┌──

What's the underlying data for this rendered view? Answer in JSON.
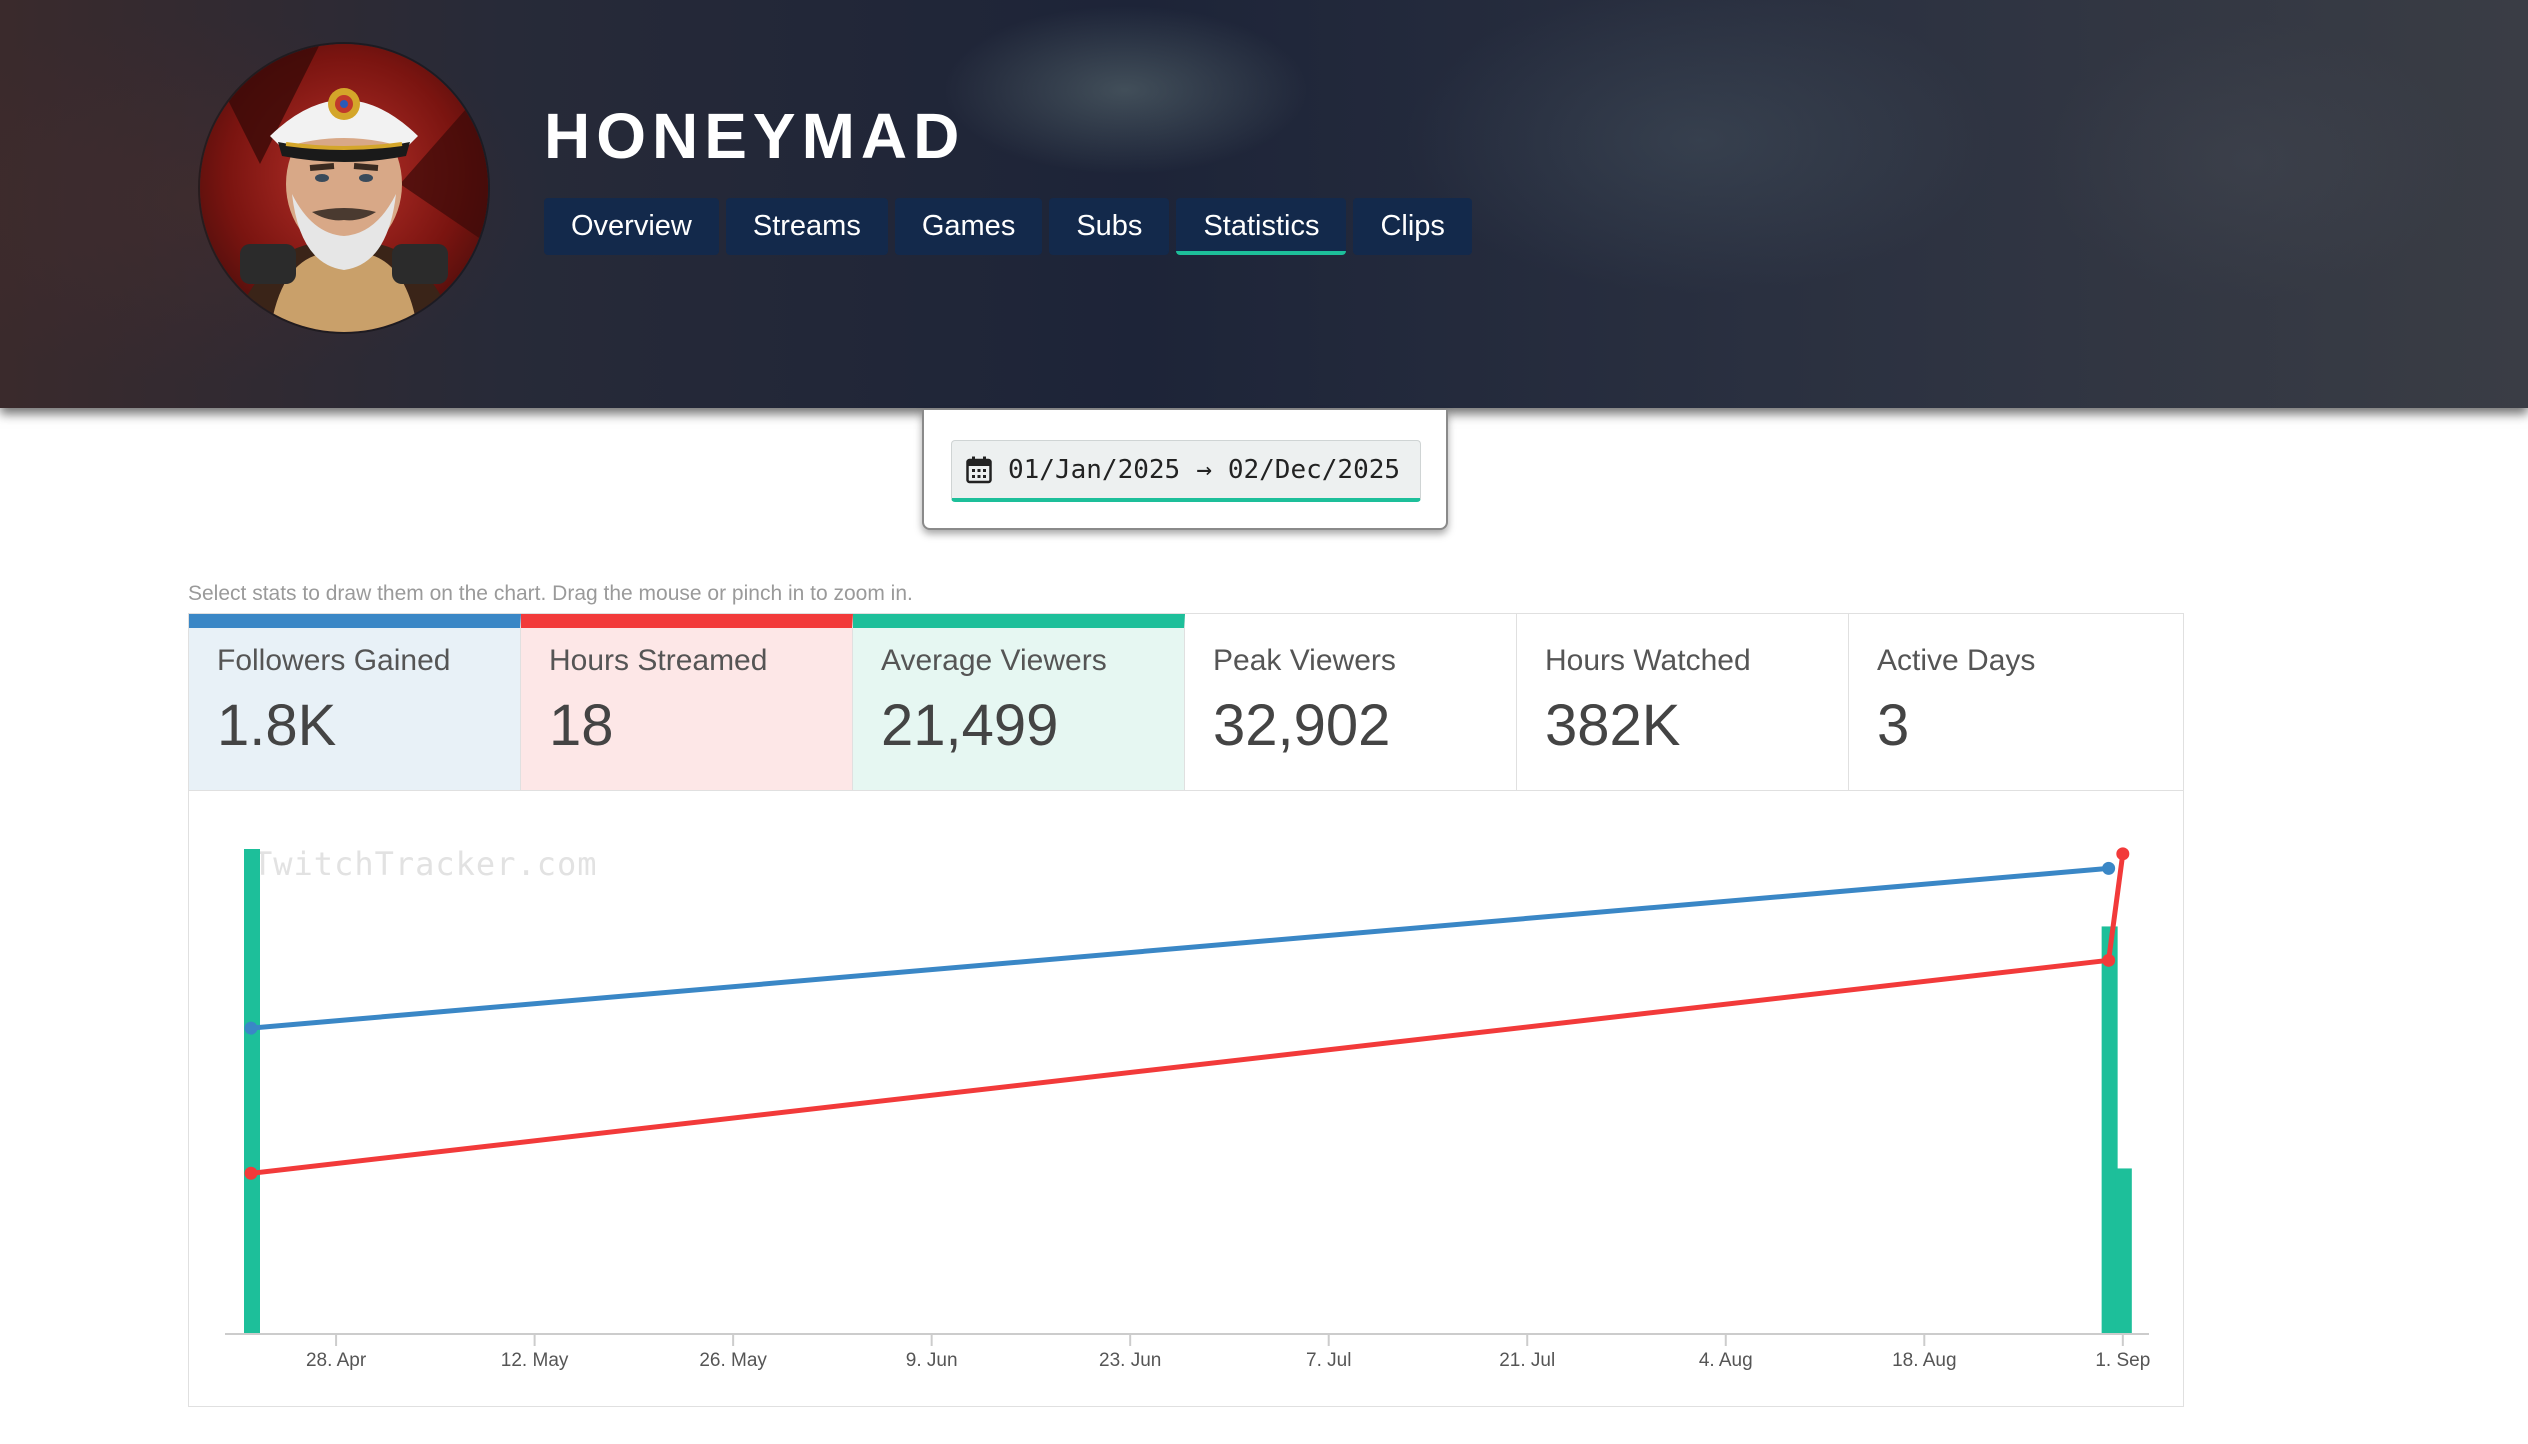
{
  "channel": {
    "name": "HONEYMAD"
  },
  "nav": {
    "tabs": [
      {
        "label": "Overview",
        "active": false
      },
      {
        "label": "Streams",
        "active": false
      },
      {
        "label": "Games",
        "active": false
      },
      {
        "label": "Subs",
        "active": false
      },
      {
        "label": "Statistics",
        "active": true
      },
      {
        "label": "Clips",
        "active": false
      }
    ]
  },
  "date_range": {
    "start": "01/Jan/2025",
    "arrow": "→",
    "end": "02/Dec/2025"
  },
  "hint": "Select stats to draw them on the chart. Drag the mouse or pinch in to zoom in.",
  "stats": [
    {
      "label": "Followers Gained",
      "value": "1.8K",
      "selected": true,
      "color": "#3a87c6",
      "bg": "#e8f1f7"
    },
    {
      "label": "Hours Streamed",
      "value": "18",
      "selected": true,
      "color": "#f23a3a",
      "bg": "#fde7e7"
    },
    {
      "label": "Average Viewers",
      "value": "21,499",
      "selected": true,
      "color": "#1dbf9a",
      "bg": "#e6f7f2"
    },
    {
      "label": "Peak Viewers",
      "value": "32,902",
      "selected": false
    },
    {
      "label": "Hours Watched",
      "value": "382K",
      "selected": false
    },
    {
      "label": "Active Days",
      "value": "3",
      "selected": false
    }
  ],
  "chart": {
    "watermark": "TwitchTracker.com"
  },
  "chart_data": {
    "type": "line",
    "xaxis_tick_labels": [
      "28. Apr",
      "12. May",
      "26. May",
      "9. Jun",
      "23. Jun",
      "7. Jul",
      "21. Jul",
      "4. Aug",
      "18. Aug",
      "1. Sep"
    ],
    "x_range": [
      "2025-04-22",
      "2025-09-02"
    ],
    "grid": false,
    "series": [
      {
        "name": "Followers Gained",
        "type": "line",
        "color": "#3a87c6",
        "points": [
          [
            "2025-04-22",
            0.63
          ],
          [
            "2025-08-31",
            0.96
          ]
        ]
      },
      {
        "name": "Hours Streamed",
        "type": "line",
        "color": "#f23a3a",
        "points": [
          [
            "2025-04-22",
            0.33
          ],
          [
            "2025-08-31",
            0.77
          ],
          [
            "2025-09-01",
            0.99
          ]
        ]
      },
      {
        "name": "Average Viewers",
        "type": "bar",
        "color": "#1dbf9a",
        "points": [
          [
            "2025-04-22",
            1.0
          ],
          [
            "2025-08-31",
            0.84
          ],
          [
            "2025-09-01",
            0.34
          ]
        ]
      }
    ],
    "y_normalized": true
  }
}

└──

■ PROMPT: Quote the material exactly. Pictures stay out.

■ OUTPUT OF THE TASK:
What's the underlying data for this rendered view? Answer in JSON.
{
  "channel": {
    "name": "HONEYMAD"
  },
  "nav": {
    "tabs": [
      {
        "label": "Overview",
        "active": false
      },
      {
        "label": "Streams",
        "active": false
      },
      {
        "label": "Games",
        "active": false
      },
      {
        "label": "Subs",
        "active": false
      },
      {
        "label": "Statistics",
        "active": true
      },
      {
        "label": "Clips",
        "active": false
      }
    ]
  },
  "date_range": {
    "start": "01/Jan/2025",
    "arrow": "→",
    "end": "02/Dec/2025"
  },
  "hint": "Select stats to draw them on the chart. Drag the mouse or pinch in to zoom in.",
  "stats": [
    {
      "label": "Followers Gained",
      "value": "1.8K",
      "selected": true,
      "color": "#3a87c6",
      "bg": "#e8f1f7"
    },
    {
      "label": "Hours Streamed",
      "value": "18",
      "selected": true,
      "color": "#f23a3a",
      "bg": "#fde7e7"
    },
    {
      "label": "Average Viewers",
      "value": "21,499",
      "selected": true,
      "color": "#1dbf9a",
      "bg": "#e6f7f2"
    },
    {
      "label": "Peak Viewers",
      "value": "32,902",
      "selected": false
    },
    {
      "label": "Hours Watched",
      "value": "382K",
      "selected": false
    },
    {
      "label": "Active Days",
      "value": "3",
      "selected": false
    }
  ],
  "chart": {
    "watermark": "TwitchTracker.com"
  },
  "chart_data": {
    "type": "line",
    "xaxis_tick_labels": [
      "28. Apr",
      "12. May",
      "26. May",
      "9. Jun",
      "23. Jun",
      "7. Jul",
      "21. Jul",
      "4. Aug",
      "18. Aug",
      "1. Sep"
    ],
    "x_range": [
      "2025-04-22",
      "2025-09-02"
    ],
    "grid": false,
    "series": [
      {
        "name": "Followers Gained",
        "type": "line",
        "color": "#3a87c6",
        "points": [
          [
            "2025-04-22",
            0.63
          ],
          [
            "2025-08-31",
            0.96
          ]
        ]
      },
      {
        "name": "Hours Streamed",
        "type": "line",
        "color": "#f23a3a",
        "points": [
          [
            "2025-04-22",
            0.33
          ],
          [
            "2025-08-31",
            0.77
          ],
          [
            "2025-09-01",
            0.99
          ]
        ]
      },
      {
        "name": "Average Viewers",
        "type": "bar",
        "color": "#1dbf9a",
        "points": [
          [
            "2025-04-22",
            1.0
          ],
          [
            "2025-08-31",
            0.84
          ],
          [
            "2025-09-01",
            0.34
          ]
        ]
      }
    ],
    "y_normalized": true
  }
}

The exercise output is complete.